Working data
▼
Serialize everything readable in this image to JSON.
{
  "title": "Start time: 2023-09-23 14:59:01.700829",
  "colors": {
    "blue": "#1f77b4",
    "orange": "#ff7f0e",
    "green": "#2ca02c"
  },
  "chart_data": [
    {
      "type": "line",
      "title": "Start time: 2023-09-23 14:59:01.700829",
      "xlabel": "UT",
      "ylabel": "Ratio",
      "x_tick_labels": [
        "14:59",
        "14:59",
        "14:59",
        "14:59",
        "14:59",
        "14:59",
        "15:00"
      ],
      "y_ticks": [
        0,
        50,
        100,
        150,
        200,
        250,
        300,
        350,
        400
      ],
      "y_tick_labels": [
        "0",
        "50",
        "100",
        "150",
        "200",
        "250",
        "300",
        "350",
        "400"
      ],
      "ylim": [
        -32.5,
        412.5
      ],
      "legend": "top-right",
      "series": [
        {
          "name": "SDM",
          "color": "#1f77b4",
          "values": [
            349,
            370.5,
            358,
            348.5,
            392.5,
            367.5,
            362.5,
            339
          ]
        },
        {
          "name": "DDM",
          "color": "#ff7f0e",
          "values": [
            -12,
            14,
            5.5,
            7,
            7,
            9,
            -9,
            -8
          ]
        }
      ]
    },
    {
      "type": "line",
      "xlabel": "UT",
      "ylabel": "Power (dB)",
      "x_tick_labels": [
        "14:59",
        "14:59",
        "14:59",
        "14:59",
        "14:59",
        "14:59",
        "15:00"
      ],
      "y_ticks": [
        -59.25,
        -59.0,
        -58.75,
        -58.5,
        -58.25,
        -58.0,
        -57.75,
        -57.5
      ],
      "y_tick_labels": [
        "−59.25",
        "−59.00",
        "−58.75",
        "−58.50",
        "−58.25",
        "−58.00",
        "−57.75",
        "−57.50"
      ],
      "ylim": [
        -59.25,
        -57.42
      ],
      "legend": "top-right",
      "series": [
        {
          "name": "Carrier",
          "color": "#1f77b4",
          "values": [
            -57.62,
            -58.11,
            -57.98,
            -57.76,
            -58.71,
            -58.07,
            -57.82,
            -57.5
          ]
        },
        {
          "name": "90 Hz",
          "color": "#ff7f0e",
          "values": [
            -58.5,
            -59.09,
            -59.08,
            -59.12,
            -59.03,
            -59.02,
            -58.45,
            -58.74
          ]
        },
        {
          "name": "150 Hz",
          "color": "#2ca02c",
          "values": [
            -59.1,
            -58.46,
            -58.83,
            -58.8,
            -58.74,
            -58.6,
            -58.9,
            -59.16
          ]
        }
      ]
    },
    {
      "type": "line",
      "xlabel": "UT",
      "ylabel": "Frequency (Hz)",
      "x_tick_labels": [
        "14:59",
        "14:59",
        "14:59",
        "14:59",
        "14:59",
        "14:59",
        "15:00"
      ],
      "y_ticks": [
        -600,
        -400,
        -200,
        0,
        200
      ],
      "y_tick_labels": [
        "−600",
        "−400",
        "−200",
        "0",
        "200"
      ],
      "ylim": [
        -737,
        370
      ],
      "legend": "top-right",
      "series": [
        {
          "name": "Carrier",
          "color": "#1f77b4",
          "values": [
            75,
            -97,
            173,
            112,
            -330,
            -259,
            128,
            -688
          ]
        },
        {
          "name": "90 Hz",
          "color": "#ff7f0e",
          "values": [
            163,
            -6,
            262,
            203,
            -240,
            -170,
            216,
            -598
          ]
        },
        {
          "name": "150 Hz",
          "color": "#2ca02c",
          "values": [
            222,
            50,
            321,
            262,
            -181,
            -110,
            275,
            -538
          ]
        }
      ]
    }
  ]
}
▲
Task objective
From the material above, gather all lines that include the string "ylabel" and copy them.

Problem solution
      "ylabel": "Ratio",
      "ylabel": "Power (dB)",
      "ylabel": "Frequency (Hz)",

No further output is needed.